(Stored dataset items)
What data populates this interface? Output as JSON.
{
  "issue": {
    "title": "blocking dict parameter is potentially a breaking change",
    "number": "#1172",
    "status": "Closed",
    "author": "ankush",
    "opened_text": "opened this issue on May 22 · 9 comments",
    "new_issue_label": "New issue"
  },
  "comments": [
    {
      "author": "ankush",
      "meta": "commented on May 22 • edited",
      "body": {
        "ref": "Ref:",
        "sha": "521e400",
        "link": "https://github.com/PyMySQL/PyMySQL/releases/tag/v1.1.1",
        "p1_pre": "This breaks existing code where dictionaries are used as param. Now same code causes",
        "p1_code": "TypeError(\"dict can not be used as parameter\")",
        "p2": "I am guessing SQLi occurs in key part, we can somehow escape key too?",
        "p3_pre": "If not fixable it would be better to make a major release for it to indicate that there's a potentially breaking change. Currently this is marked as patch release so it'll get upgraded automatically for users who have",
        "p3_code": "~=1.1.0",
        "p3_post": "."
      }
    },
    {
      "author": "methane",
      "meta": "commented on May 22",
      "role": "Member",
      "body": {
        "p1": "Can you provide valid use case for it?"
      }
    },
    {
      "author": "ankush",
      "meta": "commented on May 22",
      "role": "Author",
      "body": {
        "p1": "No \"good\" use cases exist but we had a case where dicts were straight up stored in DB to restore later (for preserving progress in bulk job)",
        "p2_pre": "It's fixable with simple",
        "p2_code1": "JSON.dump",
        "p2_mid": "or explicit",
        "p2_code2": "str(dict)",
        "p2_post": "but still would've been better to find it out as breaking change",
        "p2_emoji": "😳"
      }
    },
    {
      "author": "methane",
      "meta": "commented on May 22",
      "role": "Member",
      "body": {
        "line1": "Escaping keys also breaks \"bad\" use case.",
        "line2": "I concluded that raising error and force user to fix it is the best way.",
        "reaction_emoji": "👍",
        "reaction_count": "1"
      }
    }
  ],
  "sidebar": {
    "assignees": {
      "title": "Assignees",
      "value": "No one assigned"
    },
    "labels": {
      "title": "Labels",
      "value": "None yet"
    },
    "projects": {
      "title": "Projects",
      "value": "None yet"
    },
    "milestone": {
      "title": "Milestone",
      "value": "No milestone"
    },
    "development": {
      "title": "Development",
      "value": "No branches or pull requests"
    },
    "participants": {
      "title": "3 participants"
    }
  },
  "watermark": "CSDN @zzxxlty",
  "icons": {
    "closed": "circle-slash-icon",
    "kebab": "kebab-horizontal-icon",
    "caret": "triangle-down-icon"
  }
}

Stated problem:
Please repeat all the records above exactly as they appear.

Result of this exercise:
What data populates this interface? Output as JSON.
{
  "issue": {
    "title": "blocking dict parameter is potentially a breaking change",
    "number": "#1172",
    "status": "Closed",
    "author": "ankush",
    "opened_text": "opened this issue on May 22 · 9 comments",
    "new_issue_label": "New issue"
  },
  "comments": [
    {
      "author": "ankush",
      "meta": "commented on May 22 • edited",
      "body": {
        "ref": "Ref:",
        "sha": "521e400",
        "link": "https://github.com/PyMySQL/PyMySQL/releases/tag/v1.1.1",
        "p1_pre": "This breaks existing code where dictionaries are used as param. Now same code causes",
        "p1_code": "TypeError(\"dict can not be used as parameter\")",
        "p2": "I am guessing SQLi occurs in key part, we can somehow escape key too?",
        "p3_pre": "If not fixable it would be better to make a major release for it to indicate that there's a potentially breaking change. Currently this is marked as patch release so it'll get upgraded automatically for users who have",
        "p3_code": "~=1.1.0",
        "p3_post": "."
      }
    },
    {
      "author": "methane",
      "meta": "commented on May 22",
      "role": "Member",
      "body": {
        "p1": "Can you provide valid use case for it?"
      }
    },
    {
      "author": "ankush",
      "meta": "commented on May 22",
      "role": "Author",
      "body": {
        "p1": "No \"good\" use cases exist but we had a case where dicts were straight up stored in DB to restore later (for preserving progress in bulk job)",
        "p2_pre": "It's fixable with simple",
        "p2_code1": "JSON.dump",
        "p2_mid": "or explicit",
        "p2_code2": "str(dict)",
        "p2_post": "but still would've been better to find it out as breaking change",
        "p2_emoji": "😳"
      }
    },
    {
      "author": "methane",
      "meta": "commented on May 22",
      "role": "Member",
      "body": {
        "line1": "Escaping keys also breaks \"bad\" use case.",
        "line2": "I concluded that raising error and force user to fix it is the best way.",
        "reaction_emoji": "👍",
        "reaction_count": "1"
      }
    }
  ],
  "sidebar": {
    "assignees": {
      "title": "Assignees",
      "value": "No one assigned"
    },
    "labels": {
      "title": "Labels",
      "value": "None yet"
    },
    "projects": {
      "title": "Projects",
      "value": "None yet"
    },
    "milestone": {
      "title": "Milestone",
      "value": "No milestone"
    },
    "development": {
      "title": "Development",
      "value": "No branches or pull requests"
    },
    "participants": {
      "title": "3 participants"
    }
  },
  "watermark": "CSDN @zzxxlty",
  "icons": {
    "closed": "circle-slash-icon",
    "kebab": "kebab-horizontal-icon",
    "caret": "triangle-down-icon"
  }
}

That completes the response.